_DESCRIPTION OF THE TASK_
Among the lines below, count those with "下腔静脉". Give the total alone.

_RECORDS FOR THE TASK_

****************

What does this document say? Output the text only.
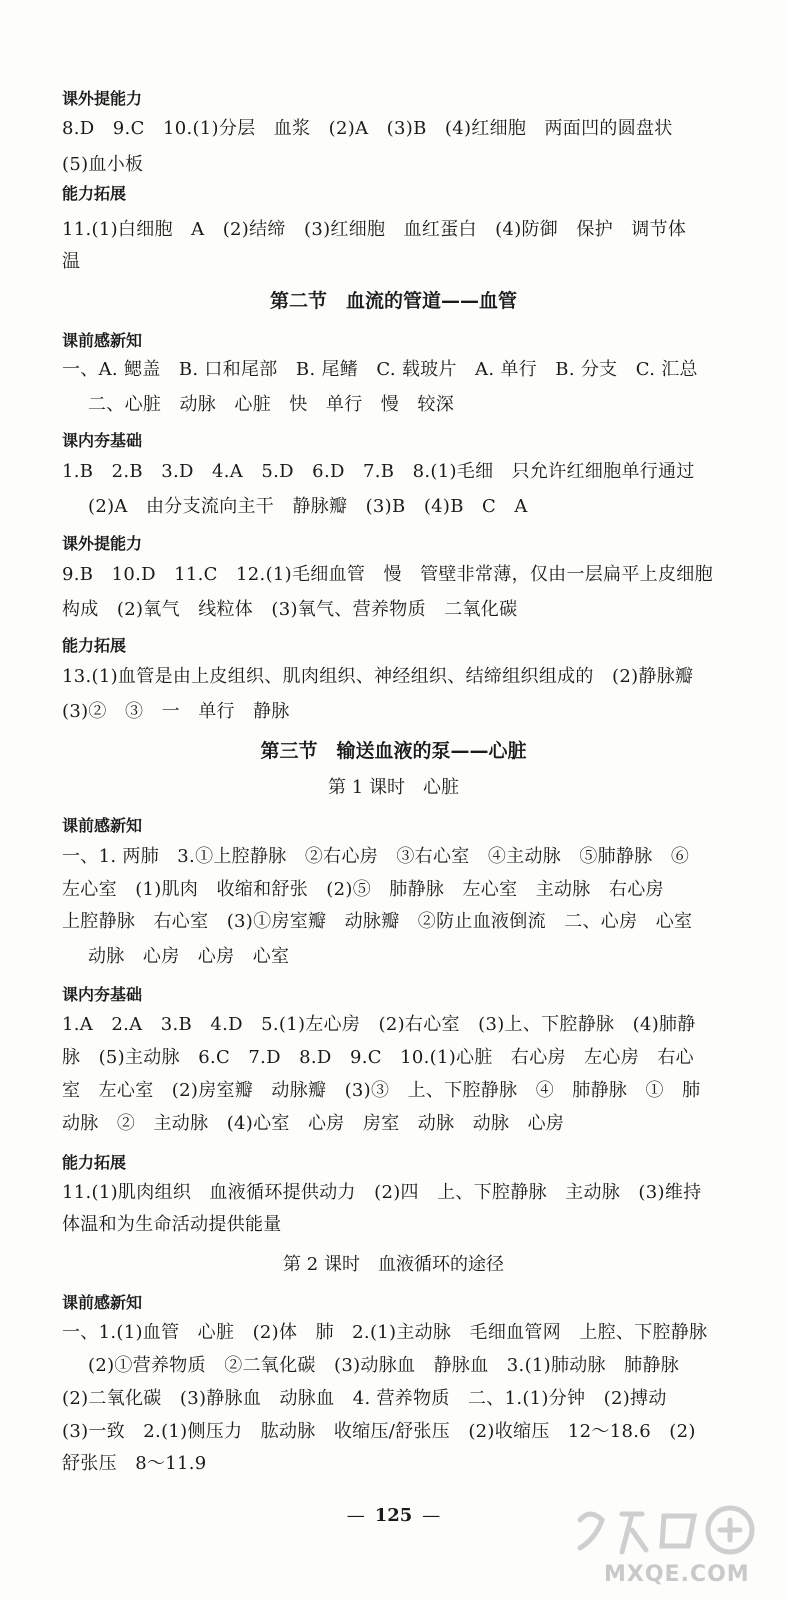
课外提能力
8.D　9.C　10.(1)分层　血浆　(2)A　(3)B　(4)红细胞　两面凹的圆盘状
(5)血小板
能力拓展
11.(1)白细胞　A　(2)结缔　(3)红细胞　血红蛋白　(4)防御　保护　调节体
温
第二节　血流的管道——血管
课前感新知
一、A. 鳃盖　B. 口和尾部　B. 尾鳍　C. 载玻片　A. 单行　B. 分支　C. 汇总
二、心脏　动脉　心脏　快　单行　慢　较深
课内夯基础
1.B　2.B　3.D　4.A　5.D　6.D　7.B　8.(1)毛细　只允许红细胞单行通过
(2)A　由分支流向主干　静脉瓣　(3)B　(4)B　C　A
课外提能力
9.B　10.D　11.C　12.(1)毛细血管　慢　管壁非常薄，仅由一层扁平上皮细胞
构成　(2)氧气　线粒体　(3)氧气、营养物质　二氧化碳
能力拓展
13.(1)血管是由上皮组织、肌肉组织、神经组织、结缔组织组成的　(2)静脉瓣
(3)②　③　一　单行　静脉
第三节　输送血液的泵——心脏
第 1 课时　心脏
课前感新知
一、1. 两肺　3.①上腔静脉　②右心房　③右心室　④主动脉　⑤肺静脉　⑥
左心室　(1)肌肉　收缩和舒张　(2)⑤　肺静脉　左心室　主动脉　右心房
上腔静脉　右心室　(3)①房室瓣　动脉瓣　②防止血液倒流　二、心房　心室
动脉　心房　心房　心室
课内夯基础
1.A　2.A　3.B　4.D　5.(1)左心房　(2)右心室　(3)上、下腔静脉　(4)肺静
脉　(5)主动脉　6.C　7.D　8.D　9.C　10.(1)心脏　右心房　左心房　右心
室　左心室　(2)房室瓣　动脉瓣　(3)③　上、下腔静脉　④　肺静脉　①　肺
动脉　②　主动脉　(4)心室　心房　房室　动脉　动脉　心房
能力拓展
11.(1)肌肉组织　血液循环提供动力　(2)四　上、下腔静脉　主动脉　(3)维持
体温和为生命活动提供能量
第 2 课时　血液循环的途径
课前感新知
一、1.(1)血管　心脏　(2)体　肺　2.(1)主动脉　毛细血管网　上腔、下腔静脉
(2)①营养物质　②二氧化碳　(3)动脉血　静脉血　3.(1)肺动脉　肺静脉
(2)二氧化碳　(3)静脉血　动脉血　4. 营养物质　二、1.(1)分钟　(2)搏动
(3)一致　2.(1)侧压力　肱动脉　收缩压/舒张压　(2)收缩压　12～18.6　(2)
舒张压　8～11.9
— 125 —
MXQE.COM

****************

_FINAL RESULT_
4